INPUT MATERIAL
_ _ _ _
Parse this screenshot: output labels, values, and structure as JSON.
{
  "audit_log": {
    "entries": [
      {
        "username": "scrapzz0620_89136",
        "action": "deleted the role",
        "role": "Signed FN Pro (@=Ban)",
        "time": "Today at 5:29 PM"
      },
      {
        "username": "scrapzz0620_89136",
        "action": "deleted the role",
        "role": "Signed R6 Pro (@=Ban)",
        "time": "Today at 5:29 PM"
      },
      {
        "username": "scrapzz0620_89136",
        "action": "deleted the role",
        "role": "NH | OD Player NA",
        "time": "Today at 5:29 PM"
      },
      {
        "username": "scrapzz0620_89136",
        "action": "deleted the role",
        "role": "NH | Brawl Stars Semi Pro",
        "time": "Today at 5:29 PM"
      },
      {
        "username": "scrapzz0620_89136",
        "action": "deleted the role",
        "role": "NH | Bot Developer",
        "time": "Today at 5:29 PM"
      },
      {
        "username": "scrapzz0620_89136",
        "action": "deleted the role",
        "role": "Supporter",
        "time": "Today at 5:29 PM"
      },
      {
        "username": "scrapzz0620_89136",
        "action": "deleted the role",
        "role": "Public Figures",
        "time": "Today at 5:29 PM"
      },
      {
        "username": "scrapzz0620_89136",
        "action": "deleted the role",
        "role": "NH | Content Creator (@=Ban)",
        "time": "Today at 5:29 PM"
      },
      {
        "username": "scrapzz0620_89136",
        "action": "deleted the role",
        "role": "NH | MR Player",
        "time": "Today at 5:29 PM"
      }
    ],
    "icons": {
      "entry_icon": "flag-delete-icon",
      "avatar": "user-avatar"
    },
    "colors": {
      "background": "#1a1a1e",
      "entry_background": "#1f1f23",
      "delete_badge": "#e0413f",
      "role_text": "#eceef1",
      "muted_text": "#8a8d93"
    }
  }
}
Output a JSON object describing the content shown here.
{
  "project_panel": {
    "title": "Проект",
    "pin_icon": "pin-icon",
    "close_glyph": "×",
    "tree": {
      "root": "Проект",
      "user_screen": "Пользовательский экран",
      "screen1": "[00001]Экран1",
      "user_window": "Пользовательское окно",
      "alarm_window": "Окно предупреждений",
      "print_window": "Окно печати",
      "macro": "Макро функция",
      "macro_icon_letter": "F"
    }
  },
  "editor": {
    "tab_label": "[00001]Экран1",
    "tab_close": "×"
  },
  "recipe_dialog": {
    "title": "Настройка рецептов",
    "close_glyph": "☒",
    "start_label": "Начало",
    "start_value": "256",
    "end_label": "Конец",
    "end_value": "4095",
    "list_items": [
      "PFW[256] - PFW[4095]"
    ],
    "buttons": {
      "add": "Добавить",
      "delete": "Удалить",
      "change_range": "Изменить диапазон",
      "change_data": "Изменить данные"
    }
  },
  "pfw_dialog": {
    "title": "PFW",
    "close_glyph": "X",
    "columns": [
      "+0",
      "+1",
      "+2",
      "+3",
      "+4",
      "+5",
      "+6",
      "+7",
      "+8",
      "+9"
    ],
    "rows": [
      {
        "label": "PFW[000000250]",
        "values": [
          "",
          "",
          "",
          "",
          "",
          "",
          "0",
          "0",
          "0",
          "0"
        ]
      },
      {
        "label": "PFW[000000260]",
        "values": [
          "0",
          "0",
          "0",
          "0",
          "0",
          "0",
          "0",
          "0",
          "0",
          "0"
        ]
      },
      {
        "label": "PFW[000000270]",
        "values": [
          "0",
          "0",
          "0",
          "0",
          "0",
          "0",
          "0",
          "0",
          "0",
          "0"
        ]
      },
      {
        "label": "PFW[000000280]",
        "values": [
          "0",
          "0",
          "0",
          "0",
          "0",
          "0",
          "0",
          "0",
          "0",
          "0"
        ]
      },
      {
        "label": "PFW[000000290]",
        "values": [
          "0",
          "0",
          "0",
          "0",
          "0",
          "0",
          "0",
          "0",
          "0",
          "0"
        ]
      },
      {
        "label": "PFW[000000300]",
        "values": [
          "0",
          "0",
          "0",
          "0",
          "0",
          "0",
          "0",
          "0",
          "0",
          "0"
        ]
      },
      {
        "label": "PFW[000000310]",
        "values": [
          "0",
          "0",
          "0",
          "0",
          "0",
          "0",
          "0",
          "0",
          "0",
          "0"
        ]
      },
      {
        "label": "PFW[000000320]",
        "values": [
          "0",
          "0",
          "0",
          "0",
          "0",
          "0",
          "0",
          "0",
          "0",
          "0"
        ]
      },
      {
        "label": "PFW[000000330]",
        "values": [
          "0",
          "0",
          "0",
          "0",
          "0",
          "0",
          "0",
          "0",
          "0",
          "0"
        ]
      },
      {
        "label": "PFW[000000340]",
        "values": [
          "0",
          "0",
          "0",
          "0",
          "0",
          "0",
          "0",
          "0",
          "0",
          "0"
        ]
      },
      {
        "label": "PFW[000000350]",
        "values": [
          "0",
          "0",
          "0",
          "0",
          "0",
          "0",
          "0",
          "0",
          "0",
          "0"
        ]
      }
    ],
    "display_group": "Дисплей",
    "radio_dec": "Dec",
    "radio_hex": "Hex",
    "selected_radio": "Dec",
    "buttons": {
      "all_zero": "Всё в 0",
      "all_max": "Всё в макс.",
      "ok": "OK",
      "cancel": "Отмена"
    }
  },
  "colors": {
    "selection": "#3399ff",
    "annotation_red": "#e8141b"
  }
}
_ _ _ _
PROBLEM DESCRIPTION
Output the complete data exactly as written.

EXERCISE SOLUTION
Parse this screenshot: output labels, values, and structure as JSON.
{
  "audit_log": {
    "entries": [
      {
        "username": "scrapzz0620_89136",
        "action": "deleted the role",
        "role": "Signed FN Pro (@=Ban)",
        "time": "Today at 5:29 PM"
      },
      {
        "username": "scrapzz0620_89136",
        "action": "deleted the role",
        "role": "Signed R6 Pro (@=Ban)",
        "time": "Today at 5:29 PM"
      },
      {
        "username": "scrapzz0620_89136",
        "action": "deleted the role",
        "role": "NH | OD Player NA",
        "time": "Today at 5:29 PM"
      },
      {
        "username": "scrapzz0620_89136",
        "action": "deleted the role",
        "role": "NH | Brawl Stars Semi Pro",
        "time": "Today at 5:29 PM"
      },
      {
        "username": "scrapzz0620_89136",
        "action": "deleted the role",
        "role": "NH | Bot Developer",
        "time": "Today at 5:29 PM"
      },
      {
        "username": "scrapzz0620_89136",
        "action": "deleted the role",
        "role": "Supporter",
        "time": "Today at 5:29 PM"
      },
      {
        "username": "scrapzz0620_89136",
        "action": "deleted the role",
        "role": "Public Figures",
        "time": "Today at 5:29 PM"
      },
      {
        "username": "scrapzz0620_89136",
        "action": "deleted the role",
        "role": "NH | Content Creator (@=Ban)",
        "time": "Today at 5:29 PM"
      },
      {
        "username": "scrapzz0620_89136",
        "action": "deleted the role",
        "role": "NH | MR Player",
        "time": "Today at 5:29 PM"
      }
    ],
    "icons": {
      "entry_icon": "flag-delete-icon",
      "avatar": "user-avatar"
    },
    "colors": {
      "background": "#1a1a1e",
      "entry_background": "#1f1f23",
      "delete_badge": "#e0413f",
      "role_text": "#eceef1",
      "muted_text": "#8a8d93"
    }
  }
}
Output a JSON object describing the content shown here.
{
  "project_panel": {
    "title": "Проект",
    "pin_icon": "pin-icon",
    "close_glyph": "×",
    "tree": {
      "root": "Проект",
      "user_screen": "Пользовательский экран",
      "screen1": "[00001]Экран1",
      "user_window": "Пользовательское окно",
      "alarm_window": "Окно предупреждений",
      "print_window": "Окно печати",
      "macro": "Макро функция",
      "macro_icon_letter": "F"
    }
  },
  "editor": {
    "tab_label": "[00001]Экран1",
    "tab_close": "×"
  },
  "recipe_dialog": {
    "title": "Настройка рецептов",
    "close_glyph": "☒",
    "start_label": "Начало",
    "start_value": "256",
    "end_label": "Конец",
    "end_value": "4095",
    "list_items": [
      "PFW[256] - PFW[4095]"
    ],
    "buttons": {
      "add": "Добавить",
      "delete": "Удалить",
      "change_range": "Изменить диапазон",
      "change_data": "Изменить данные"
    }
  },
  "pfw_dialog": {
    "title": "PFW",
    "close_glyph": "X",
    "columns": [
      "+0",
      "+1",
      "+2",
      "+3",
      "+4",
      "+5",
      "+6",
      "+7",
      "+8",
      "+9"
    ],
    "rows": [
      {
        "label": "PFW[000000250]",
        "values": [
          "",
          "",
          "",
          "",
          "",
          "",
          "0",
          "0",
          "0",
          "0"
        ]
      },
      {
        "label": "PFW[000000260]",
        "values": [
          "0",
          "0",
          "0",
          "0",
          "0",
          "0",
          "0",
          "0",
          "0",
          "0"
        ]
      },
      {
        "label": "PFW[000000270]",
        "values": [
          "0",
          "0",
          "0",
          "0",
          "0",
          "0",
          "0",
          "0",
          "0",
          "0"
        ]
      },
      {
        "label": "PFW[000000280]",
        "values": [
          "0",
          "0",
          "0",
          "0",
          "0",
          "0",
          "0",
          "0",
          "0",
          "0"
        ]
      },
      {
        "label": "PFW[000000290]",
        "values": [
          "0",
          "0",
          "0",
          "0",
          "0",
          "0",
          "0",
          "0",
          "0",
          "0"
        ]
      },
      {
        "label": "PFW[000000300]",
        "values": [
          "0",
          "0",
          "0",
          "0",
          "0",
          "0",
          "0",
          "0",
          "0",
          "0"
        ]
      },
      {
        "label": "PFW[000000310]",
        "values": [
          "0",
          "0",
          "0",
          "0",
          "0",
          "0",
          "0",
          "0",
          "0",
          "0"
        ]
      },
      {
        "label": "PFW[000000320]",
        "values": [
          "0",
          "0",
          "0",
          "0",
          "0",
          "0",
          "0",
          "0",
          "0",
          "0"
        ]
      },
      {
        "label": "PFW[000000330]",
        "values": [
          "0",
          "0",
          "0",
          "0",
          "0",
          "0",
          "0",
          "0",
          "0",
          "0"
        ]
      },
      {
        "label": "PFW[000000340]",
        "values": [
          "0",
          "0",
          "0",
          "0",
          "0",
          "0",
          "0",
          "0",
          "0",
          "0"
        ]
      },
      {
        "label": "PFW[000000350]",
        "values": [
          "0",
          "0",
          "0",
          "0",
          "0",
          "0",
          "0",
          "0",
          "0",
          "0"
        ]
      }
    ],
    "display_group": "Дисплей",
    "radio_dec": "Dec",
    "radio_hex": "Hex",
    "selected_radio": "Dec",
    "buttons": {
      "all_zero": "Всё в 0",
      "all_max": "Всё в макс.",
      "ok": "OK",
      "cancel": "Отмена"
    }
  },
  "colors": {
    "selection": "#3399ff",
    "annotation_red": "#e8141b"
  }
}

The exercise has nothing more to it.